Stated goal -> Search the records for the word "Генерал" and report each line that has it.

Extracted data entries:
§

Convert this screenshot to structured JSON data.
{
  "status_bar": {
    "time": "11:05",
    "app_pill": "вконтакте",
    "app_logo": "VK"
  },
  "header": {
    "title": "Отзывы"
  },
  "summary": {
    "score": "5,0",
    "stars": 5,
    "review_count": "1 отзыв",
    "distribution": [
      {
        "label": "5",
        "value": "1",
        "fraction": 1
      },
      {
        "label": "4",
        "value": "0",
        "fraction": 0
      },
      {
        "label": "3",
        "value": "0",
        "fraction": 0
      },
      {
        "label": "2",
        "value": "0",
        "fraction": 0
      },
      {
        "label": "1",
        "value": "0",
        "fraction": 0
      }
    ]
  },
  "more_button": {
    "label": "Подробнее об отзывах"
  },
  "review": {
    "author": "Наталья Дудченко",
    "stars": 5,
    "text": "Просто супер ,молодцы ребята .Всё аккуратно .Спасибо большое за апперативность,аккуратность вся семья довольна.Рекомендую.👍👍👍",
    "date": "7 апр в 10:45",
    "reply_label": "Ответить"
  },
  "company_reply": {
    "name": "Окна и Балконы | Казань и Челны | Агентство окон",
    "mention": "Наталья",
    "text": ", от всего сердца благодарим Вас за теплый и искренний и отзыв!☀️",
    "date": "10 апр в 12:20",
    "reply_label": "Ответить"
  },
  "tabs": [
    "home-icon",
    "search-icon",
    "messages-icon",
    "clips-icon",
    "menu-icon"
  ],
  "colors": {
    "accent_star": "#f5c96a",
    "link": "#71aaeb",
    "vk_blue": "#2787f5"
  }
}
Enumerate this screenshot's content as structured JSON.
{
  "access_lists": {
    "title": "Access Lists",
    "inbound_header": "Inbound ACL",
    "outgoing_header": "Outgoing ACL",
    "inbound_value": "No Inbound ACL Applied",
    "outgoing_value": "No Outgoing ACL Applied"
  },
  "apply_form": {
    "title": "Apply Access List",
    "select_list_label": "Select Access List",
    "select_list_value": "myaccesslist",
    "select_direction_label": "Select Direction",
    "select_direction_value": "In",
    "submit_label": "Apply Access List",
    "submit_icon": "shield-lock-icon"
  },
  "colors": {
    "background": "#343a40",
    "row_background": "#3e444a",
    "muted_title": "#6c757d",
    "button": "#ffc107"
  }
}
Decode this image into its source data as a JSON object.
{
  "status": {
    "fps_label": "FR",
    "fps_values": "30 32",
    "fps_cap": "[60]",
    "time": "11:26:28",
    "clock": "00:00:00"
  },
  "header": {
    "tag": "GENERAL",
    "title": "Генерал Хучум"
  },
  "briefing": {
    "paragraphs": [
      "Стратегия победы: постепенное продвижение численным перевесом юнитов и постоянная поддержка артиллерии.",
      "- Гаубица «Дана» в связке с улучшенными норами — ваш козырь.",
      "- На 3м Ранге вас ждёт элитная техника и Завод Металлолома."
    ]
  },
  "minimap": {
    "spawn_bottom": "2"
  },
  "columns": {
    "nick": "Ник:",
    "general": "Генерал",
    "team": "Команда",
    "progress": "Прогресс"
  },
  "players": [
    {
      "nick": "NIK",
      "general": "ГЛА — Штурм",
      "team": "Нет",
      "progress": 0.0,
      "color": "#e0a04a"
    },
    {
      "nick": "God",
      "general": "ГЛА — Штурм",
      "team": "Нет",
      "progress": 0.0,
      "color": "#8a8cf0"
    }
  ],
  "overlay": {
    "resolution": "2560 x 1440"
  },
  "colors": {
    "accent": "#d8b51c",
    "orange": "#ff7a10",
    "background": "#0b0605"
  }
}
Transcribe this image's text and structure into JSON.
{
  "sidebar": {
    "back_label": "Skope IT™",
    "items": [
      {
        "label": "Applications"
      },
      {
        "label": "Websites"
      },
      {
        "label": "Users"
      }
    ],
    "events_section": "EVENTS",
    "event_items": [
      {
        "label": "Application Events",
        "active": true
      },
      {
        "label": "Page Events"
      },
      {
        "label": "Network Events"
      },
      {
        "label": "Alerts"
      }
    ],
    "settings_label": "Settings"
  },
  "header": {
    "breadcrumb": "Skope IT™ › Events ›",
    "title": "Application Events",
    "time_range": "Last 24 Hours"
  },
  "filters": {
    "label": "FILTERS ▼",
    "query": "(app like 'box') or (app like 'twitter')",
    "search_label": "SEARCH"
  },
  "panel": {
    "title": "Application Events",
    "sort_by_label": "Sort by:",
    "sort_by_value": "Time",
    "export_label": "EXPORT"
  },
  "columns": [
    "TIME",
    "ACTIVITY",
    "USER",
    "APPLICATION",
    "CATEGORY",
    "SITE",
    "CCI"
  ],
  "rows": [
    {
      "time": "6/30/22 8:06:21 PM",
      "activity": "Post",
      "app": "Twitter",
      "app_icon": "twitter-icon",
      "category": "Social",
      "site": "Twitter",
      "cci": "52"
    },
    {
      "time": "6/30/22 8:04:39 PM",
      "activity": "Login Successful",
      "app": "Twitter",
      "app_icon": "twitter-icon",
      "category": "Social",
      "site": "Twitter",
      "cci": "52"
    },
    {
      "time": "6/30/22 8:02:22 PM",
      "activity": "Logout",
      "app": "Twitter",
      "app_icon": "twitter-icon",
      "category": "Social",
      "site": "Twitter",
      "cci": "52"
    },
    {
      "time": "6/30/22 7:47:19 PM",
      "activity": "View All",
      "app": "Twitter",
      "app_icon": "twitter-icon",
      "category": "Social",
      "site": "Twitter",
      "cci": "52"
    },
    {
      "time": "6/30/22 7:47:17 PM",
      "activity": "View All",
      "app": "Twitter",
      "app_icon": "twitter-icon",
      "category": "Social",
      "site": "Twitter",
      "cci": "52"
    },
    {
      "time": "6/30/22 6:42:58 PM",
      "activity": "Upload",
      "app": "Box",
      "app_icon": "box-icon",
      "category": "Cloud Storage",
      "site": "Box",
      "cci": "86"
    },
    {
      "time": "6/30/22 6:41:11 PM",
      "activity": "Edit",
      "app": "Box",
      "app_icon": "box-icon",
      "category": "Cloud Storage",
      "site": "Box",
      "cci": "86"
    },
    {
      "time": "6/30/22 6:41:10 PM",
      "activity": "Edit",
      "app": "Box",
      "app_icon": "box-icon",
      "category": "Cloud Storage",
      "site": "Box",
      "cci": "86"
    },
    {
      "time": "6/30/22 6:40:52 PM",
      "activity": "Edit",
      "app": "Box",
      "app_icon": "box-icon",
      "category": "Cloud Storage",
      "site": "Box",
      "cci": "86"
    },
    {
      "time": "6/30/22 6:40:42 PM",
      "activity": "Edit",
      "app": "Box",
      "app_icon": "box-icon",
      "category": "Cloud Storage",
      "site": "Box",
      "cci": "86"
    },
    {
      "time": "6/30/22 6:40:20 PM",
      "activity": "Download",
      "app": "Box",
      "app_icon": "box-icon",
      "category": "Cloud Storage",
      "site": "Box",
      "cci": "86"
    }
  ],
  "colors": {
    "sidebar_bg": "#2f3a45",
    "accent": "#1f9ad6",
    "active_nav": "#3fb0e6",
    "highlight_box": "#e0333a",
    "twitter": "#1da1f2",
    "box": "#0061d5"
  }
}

§

Complete output ->
    "title": "Генерал Хучум"
    "general": "Генерал",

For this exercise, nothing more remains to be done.